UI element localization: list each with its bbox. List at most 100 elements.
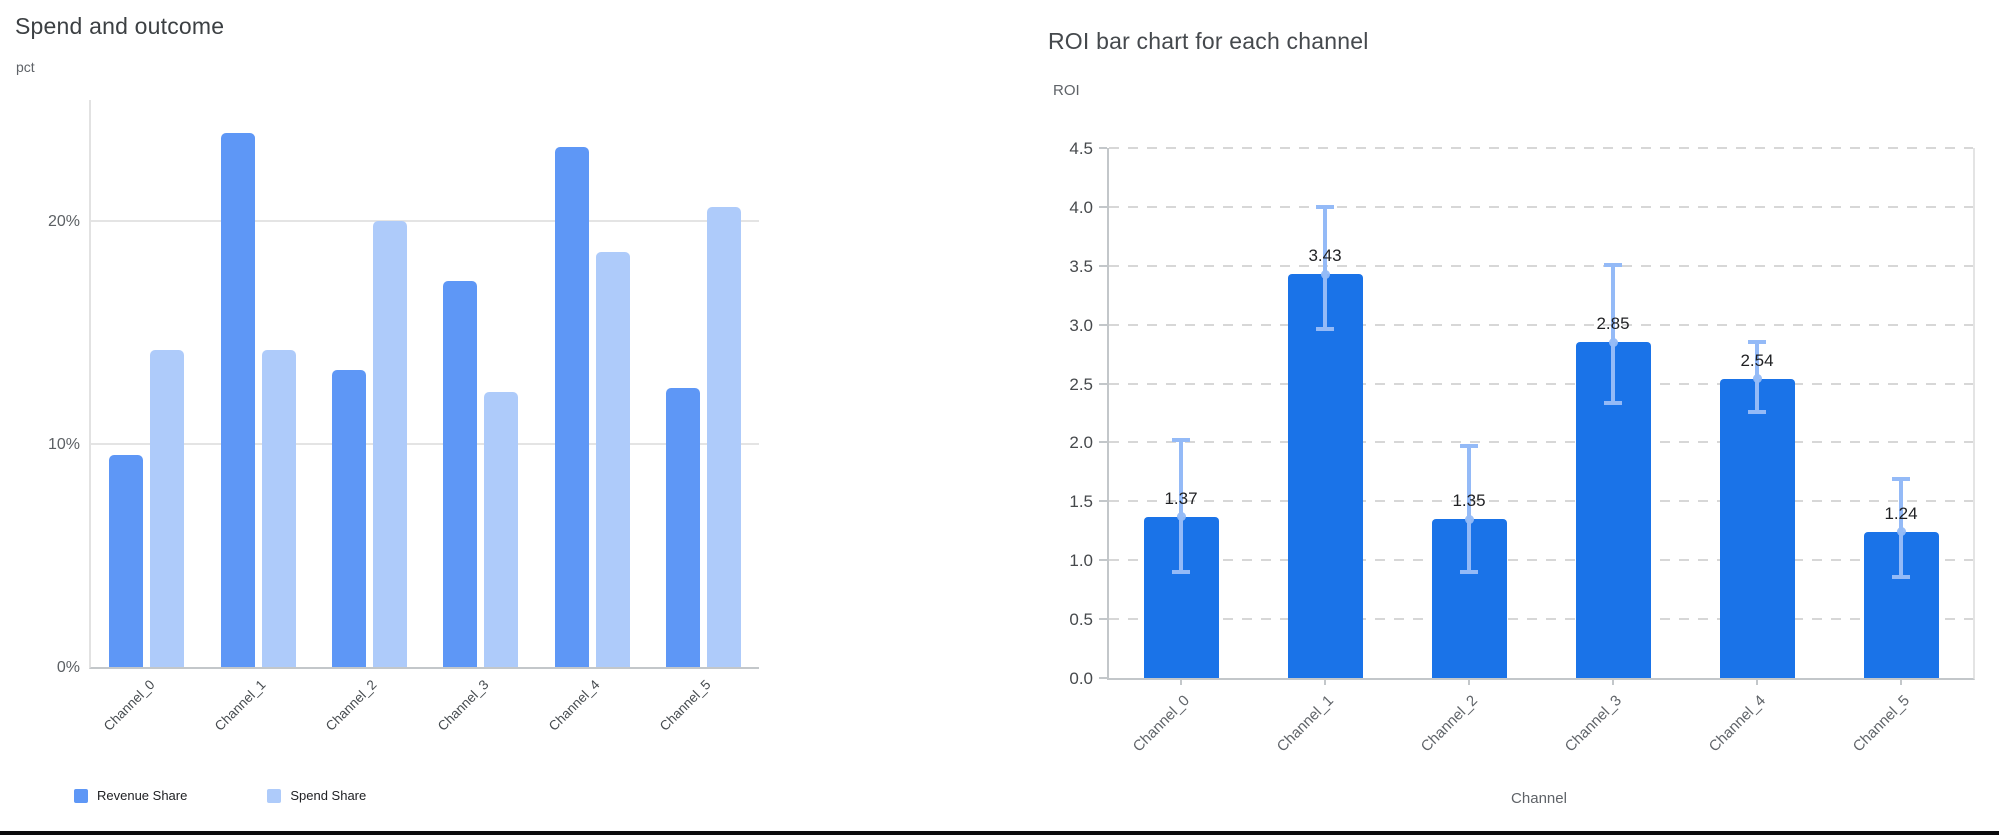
bar-spend-share	[484, 392, 519, 667]
bar-roi	[1287, 274, 1363, 678]
gridline	[1109, 618, 1973, 621]
spend-outcome-chart[interactable]: Spend and outcome pct 0% 10% 20% Channel_0 C…	[15, 10, 775, 825]
gridline	[91, 442, 759, 445]
value-label: 2.54	[1740, 350, 1774, 370]
bar-spend-share	[706, 207, 741, 667]
legend-label: Spend Share	[290, 788, 367, 803]
x-tick-label: Channel_1	[1273, 692, 1338, 756]
y-axis-tick	[1099, 441, 1107, 444]
bar-spend-share	[261, 350, 296, 667]
error-bar-cap-bottom	[1748, 410, 1766, 415]
y-axis-title: ROI	[1053, 82, 1080, 99]
y-tick-label: 4.5	[1069, 139, 1093, 158]
y-tick-label: 0%	[56, 659, 80, 676]
y-tick-label: 3.0	[1069, 315, 1093, 335]
bar-spend-share	[150, 350, 185, 667]
x-tick-label: Channel_4	[1705, 692, 1770, 756]
error-bar-cap-top	[1748, 340, 1766, 344]
x-tick-label: Channel_1	[211, 677, 269, 734]
bar-revenue-share	[554, 146, 589, 667]
gridline	[1109, 205, 1973, 208]
bar-revenue-share	[443, 280, 478, 667]
mean-marker	[1464, 514, 1474, 524]
y-axis-tick	[1099, 500, 1107, 503]
error-bar-line	[1179, 437, 1183, 575]
gridline	[91, 219, 759, 222]
y-tick-label: 2.5	[1069, 374, 1093, 394]
legend-item: Revenue Share	[74, 788, 187, 803]
gridline	[1109, 500, 1973, 503]
value-label: 1.24	[1884, 503, 1918, 523]
error-bar	[1456, 443, 1482, 575]
error-bar-line	[1467, 443, 1471, 575]
error-bar-cap-bottom	[1604, 400, 1622, 405]
value-label: 1.37	[1164, 488, 1198, 508]
bar-revenue-share	[665, 387, 700, 667]
x-axis-tick	[1756, 678, 1758, 685]
y-tick-label: 4.0	[1069, 197, 1093, 217]
x-axis-tick	[1900, 678, 1902, 685]
bar-roi	[1719, 378, 1795, 678]
x-tick-label: Channel_2	[323, 677, 380, 734]
y-tick-label: 0.0	[1069, 669, 1093, 688]
x-axis-title: Channel	[1511, 790, 1567, 807]
bar-revenue-share	[109, 454, 144, 667]
value-label: 3.43	[1308, 246, 1342, 266]
error-bar-cap-bottom	[1316, 326, 1334, 331]
x-tick-label: Channel_0	[1129, 692, 1194, 756]
error-bar	[1600, 263, 1626, 405]
y-axis-tick	[1099, 559, 1107, 562]
x-axis-tick	[1180, 678, 1182, 685]
error-bar-cap-bottom	[1172, 570, 1190, 575]
y-axis-tick	[1099, 205, 1107, 208]
x-tick-label: Channel_4	[545, 677, 603, 734]
y-axis-title: pct	[16, 59, 35, 75]
bar-spend-share	[372, 220, 407, 667]
y-tick-label: 2.0	[1069, 433, 1093, 453]
plot-area: 0% 10% 20% Channel_0 Channel_1 Channel_2 Chann…	[48, 100, 759, 734]
value-label: 1.35	[1452, 491, 1486, 510]
mean-marker	[1896, 527, 1906, 537]
x-tick-label: Channel_3	[434, 677, 492, 734]
gridline	[1109, 559, 1973, 562]
y-tick-label: 3.5	[1069, 256, 1093, 276]
x-axis-tick	[1468, 678, 1470, 685]
error-bar	[1168, 437, 1194, 575]
x-tick-label: Channel_2	[1417, 692, 1482, 756]
y-tick-label: 1.5	[1069, 492, 1093, 512]
y-tick-label: 1.0	[1069, 551, 1093, 571]
mean-marker	[1752, 374, 1762, 384]
gridline	[1109, 147, 1973, 149]
x-tick-label: Channel_3	[1561, 692, 1626, 756]
legend-swatch	[267, 788, 282, 803]
mean-marker	[1176, 512, 1186, 522]
x-axis-tick	[1324, 678, 1326, 685]
error-bar-cap-top	[1892, 476, 1910, 481]
chart-title: Spend and outcome	[15, 13, 225, 39]
error-bar-cap-bottom	[1892, 575, 1910, 580]
y-tick-label: 20%	[47, 212, 80, 230]
gridline	[1109, 441, 1973, 444]
error-bar-cap-top	[1460, 443, 1478, 448]
bar-revenue-share	[220, 133, 255, 667]
y-axis-tick	[1099, 677, 1107, 679]
roi-chart[interactable]: ROI bar chart for each channel ROI 0.0 0.…	[1045, 25, 1997, 825]
x-tick-label: Channel_5	[1849, 692, 1914, 756]
y-axis-tick	[1099, 323, 1107, 326]
error-bar	[1312, 204, 1338, 331]
mean-marker	[1320, 269, 1330, 279]
bar-spend-share	[595, 251, 630, 667]
y-axis-tick	[1099, 382, 1107, 385]
legend-item: Spend Share	[267, 788, 366, 803]
gridline	[1109, 382, 1973, 385]
y-tick-label: 0.5	[1069, 610, 1093, 630]
x-tick-label: Channel_5	[657, 677, 714, 734]
y-axis-tick	[1099, 618, 1107, 621]
bottom-divider	[0, 831, 1999, 835]
legend-swatch	[74, 788, 88, 803]
y-axis-tick	[1099, 264, 1107, 267]
legend: Revenue Share Spend Share	[74, 788, 366, 803]
legend-label: Revenue Share	[97, 788, 188, 803]
bar-revenue-share	[331, 370, 366, 667]
value-label: 2.85	[1596, 314, 1630, 334]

○ ○ ○ ○ ○ ○ ○

- What the task requires:
Reproduce the material above word for word, omitting the picture.

- Right answer:
UI element localization: list each with its bbox. List at most 100 elements.
bar-spend-share	[484, 392, 519, 667]
bar-roi	[1287, 274, 1363, 678]
gridline	[1109, 618, 1973, 621]
spend-outcome-chart[interactable]: Spend and outcome pct 0% 10% 20% Channel_0 C…	[15, 10, 775, 825]
gridline	[91, 442, 759, 445]
value-label: 2.54	[1740, 350, 1774, 370]
bar-spend-share	[706, 207, 741, 667]
legend-label: Spend Share	[290, 788, 367, 803]
x-tick-label: Channel_1	[1273, 692, 1338, 756]
y-axis-tick	[1099, 441, 1107, 444]
bar-spend-share	[261, 350, 296, 667]
error-bar-cap-bottom	[1748, 410, 1766, 415]
y-axis-title: ROI	[1053, 82, 1080, 99]
y-tick-label: 4.5	[1069, 139, 1093, 158]
y-tick-label: 0%	[56, 659, 80, 676]
y-tick-label: 3.0	[1069, 315, 1093, 335]
bar-spend-share	[150, 350, 185, 667]
x-tick-label: Channel_4	[1705, 692, 1770, 756]
error-bar-cap-top	[1748, 340, 1766, 344]
x-tick-label: Channel_1	[211, 677, 269, 734]
bar-revenue-share	[554, 146, 589, 667]
gridline	[1109, 205, 1973, 208]
bar-revenue-share	[443, 280, 478, 667]
mean-marker	[1464, 514, 1474, 524]
y-axis-tick	[1099, 500, 1107, 503]
error-bar-line	[1179, 437, 1183, 575]
gridline	[91, 219, 759, 222]
y-tick-label: 2.5	[1069, 374, 1093, 394]
legend-item: Revenue Share	[74, 788, 187, 803]
gridline	[1109, 500, 1973, 503]
value-label: 1.24	[1884, 503, 1918, 523]
error-bar	[1456, 443, 1482, 575]
error-bar-line	[1467, 443, 1471, 575]
error-bar-cap-bottom	[1604, 400, 1622, 405]
value-label: 1.37	[1164, 488, 1198, 508]
bar-revenue-share	[665, 387, 700, 667]
x-axis-tick	[1756, 678, 1758, 685]
y-tick-label: 4.0	[1069, 197, 1093, 217]
x-axis-tick	[1900, 678, 1902, 685]
bar-roi	[1719, 378, 1795, 678]
x-tick-label: Channel_2	[323, 677, 380, 734]
y-tick-label: 0.0	[1069, 669, 1093, 688]
x-axis-title: Channel	[1511, 790, 1567, 807]
bar-revenue-share	[109, 454, 144, 667]
value-label: 3.43	[1308, 246, 1342, 266]
error-bar-cap-bottom	[1316, 326, 1334, 331]
x-tick-label: Channel_0	[1129, 692, 1194, 756]
error-bar	[1600, 263, 1626, 405]
y-axis-tick	[1099, 559, 1107, 562]
x-axis-tick	[1180, 678, 1182, 685]
error-bar-cap-bottom	[1172, 570, 1190, 575]
y-axis-tick	[1099, 205, 1107, 208]
x-tick-label: Channel_4	[545, 677, 603, 734]
y-axis-title: pct	[16, 59, 35, 75]
bar-spend-share	[372, 220, 407, 667]
y-tick-label: 2.0	[1069, 433, 1093, 453]
plot-area: 0% 10% 20% Channel_0 Channel_1 Channel_2 Chann…	[48, 100, 759, 734]
value-label: 1.35	[1452, 491, 1486, 510]
mean-marker	[1896, 527, 1906, 537]
x-tick-label: Channel_3	[434, 677, 492, 734]
gridline	[1109, 559, 1973, 562]
y-tick-label: 3.5	[1069, 256, 1093, 276]
x-axis-tick	[1468, 678, 1470, 685]
error-bar	[1168, 437, 1194, 575]
x-tick-label: Channel_2	[1417, 692, 1482, 756]
y-tick-label: 1.5	[1069, 492, 1093, 512]
y-tick-label: 1.0	[1069, 551, 1093, 571]
mean-marker	[1752, 374, 1762, 384]
gridline	[1109, 147, 1973, 149]
x-tick-label: Channel_3	[1561, 692, 1626, 756]
legend-swatch	[267, 788, 282, 803]
mean-marker	[1176, 512, 1186, 522]
x-axis-tick	[1324, 678, 1326, 685]
error-bar-cap-top	[1892, 476, 1910, 481]
chart-title: Spend and outcome	[15, 13, 225, 39]
error-bar-cap-bottom	[1892, 575, 1910, 580]
y-tick-label: 20%	[47, 212, 80, 230]
gridline	[1109, 441, 1973, 444]
error-bar-cap-top	[1460, 443, 1478, 448]
bar-revenue-share	[220, 133, 255, 667]
y-axis-tick	[1099, 677, 1107, 679]
roi-chart[interactable]: ROI bar chart for each channel ROI 0.0 0.…	[1045, 25, 1997, 825]
x-tick-label: Channel_5	[1849, 692, 1914, 756]
y-axis-tick	[1099, 323, 1107, 326]
error-bar	[1312, 204, 1338, 331]
mean-marker	[1320, 269, 1330, 279]
bar-spend-share	[595, 251, 630, 667]
y-axis-tick	[1099, 382, 1107, 385]
legend-item: Spend Share	[267, 788, 366, 803]
gridline	[1109, 382, 1973, 385]
y-tick-label: 0.5	[1069, 610, 1093, 630]
x-tick-label: Channel_5	[657, 677, 714, 734]
y-axis-tick	[1099, 618, 1107, 621]
bottom-divider	[0, 831, 1999, 835]
legend-swatch	[74, 788, 88, 803]
y-axis-tick	[1099, 264, 1107, 267]
legend: Revenue Share Spend Share	[74, 788, 366, 803]
legend-label: Revenue Share	[97, 788, 188, 803]
bar-revenue-share	[331, 370, 366, 667]
value-label: 2.85	[1596, 314, 1630, 334]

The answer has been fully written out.